# LOST- new series



## denimblue225turbo (Aug 28, 2009)

Who else is as excited as me about the new series of lost starting friday night??? I cannot describe in words how much i love it, almost as much as my car puts it in perspective!!


----------



## mike_bailey (May 7, 2002)

I'm with you all the way on this, me and Mrs B have had our Friday night mapped out for this since last week - those kids WILL be in bed


----------



## Dash (Oct 5, 2008)

I never got into it. The few episodes I watched were very catchy but nothing happened. At the time I decided it would waste too much of my life for little reward. I think it's too far in to catch up now.


----------



## denimblue225turbo (Aug 28, 2009)

thats the thing i have watched it from day one so for the last 5 years this programme has controlled my life, i re-watch episodes and i still get excited but you still dont know what the hell is really going on!! It gripped me from start to finish


----------



## Andywarr (May 14, 2009)

im hooked have been since episode 1, although i do think its got a bit daft and dragged out, is this the last series?


----------



## Charlie (Dec 15, 2006)

New series? I thought it had finished!! what time and on what channel please?

Charlie


----------



## YELLOW_TT (Feb 25, 2004)

Yep I will be ready and waiting I think this is the last series is it not :?:


----------



## denimblue225turbo (Aug 28, 2009)

Yes it is the LAST SERIES, First episode is on friday Sky1 9pm, all the answers should be revealed which most people have waited 6 years for!! i cant wait!!
Imagine buying all the box sets and watching all again from the start, must be like 200 episodes or something ridiculous


----------



## zedman (Jan 31, 2005)

being a long term fan of lost i much prefer to watch the season all in one on the net or something once its over, theres too many breaks watching it on TV and it does my head in!

Do you watch the reviews on youtube, this one guy does like an hour long critique of every episode!

Any favourite episodes, I think my fav is 'the economist'

I'm so sad!


----------



## denimblue225turbo (Aug 28, 2009)

zedman said:


> being a long term fan of lost i much prefer to watch the season all in one on the net or something once its over, theres too many breaks watching it on TV and it does my head in!
> 
> Do you watch the reviews on youtube, this one guy does like an hour long critique of every episode!
> 
> ...


I do enjoy it very much, but f**k me, i dont remeber the names of the episodes :lol:

I know what you mean though, the mid season break does get on my nerves, and as for watching people on youtube, i have watched a few 'theory' ones but i like to make my own story up for why all the random sh*t goes on!!


----------



## DAZTTC (May 20, 2005)

Can't wait role on Friday [smiley=mexicanwave.gif]

DAZ


----------



## mpaul0055 (Oct 7, 2009)

Guys.. Hold on to your Hats, What a start to the season..

Stunning episode/s....

Lets all have a lost geek once its aired in the UK 

Im too impatient and can never wait the extra 2 days, so DL it on the wednesday... 



denimblue225turbo said:


> Yes it is the LAST SERIES, First episode is on friday Sky1 9pm, all the answers should be revealed which most people have waited 6 years for!! i cant wait!!

§ To do
Copy word for word the passage of the Lost thread from "Stunning episode/s...." up to and including "on the wednesday...". The rows that come next are separate material, unrelated to the Lost thread.

§ Extracted records
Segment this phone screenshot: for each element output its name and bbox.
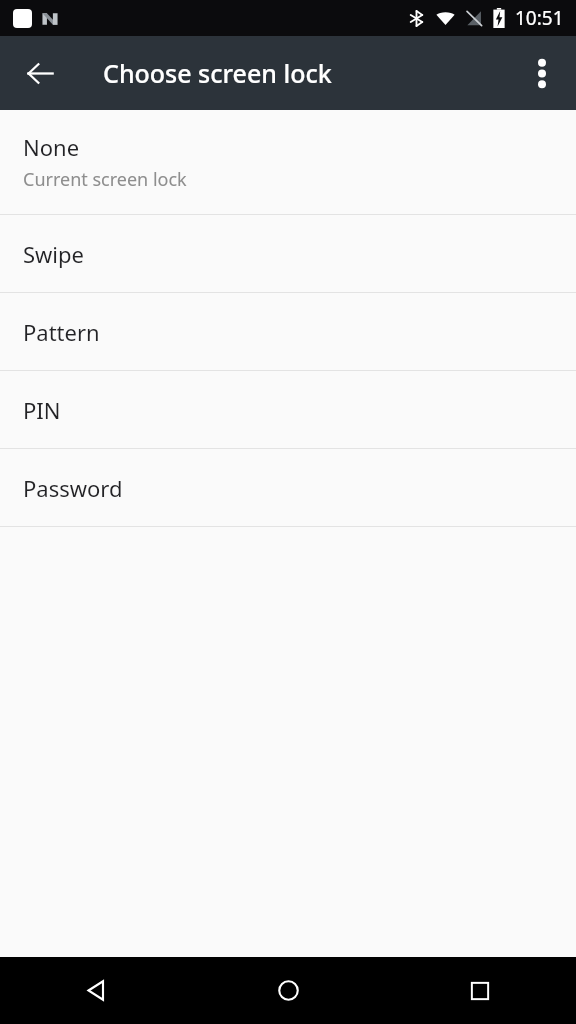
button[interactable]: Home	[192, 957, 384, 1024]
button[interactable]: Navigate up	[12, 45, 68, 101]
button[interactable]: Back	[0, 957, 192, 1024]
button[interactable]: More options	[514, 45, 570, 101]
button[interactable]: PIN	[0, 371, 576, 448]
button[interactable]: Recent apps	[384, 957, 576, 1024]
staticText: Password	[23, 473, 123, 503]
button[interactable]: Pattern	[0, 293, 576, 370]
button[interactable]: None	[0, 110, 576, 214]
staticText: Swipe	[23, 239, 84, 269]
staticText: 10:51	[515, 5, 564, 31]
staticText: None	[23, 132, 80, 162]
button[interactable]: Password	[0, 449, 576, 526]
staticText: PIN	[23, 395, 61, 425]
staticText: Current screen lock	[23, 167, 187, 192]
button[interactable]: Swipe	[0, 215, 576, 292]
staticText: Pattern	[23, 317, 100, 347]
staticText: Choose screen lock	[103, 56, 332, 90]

§ Finished task
Stunning episode/s....

Lets all have a lost geek once its aired in the UK 

Im too impatient and can never wait the extra 2 days, so DL it on the wednesday...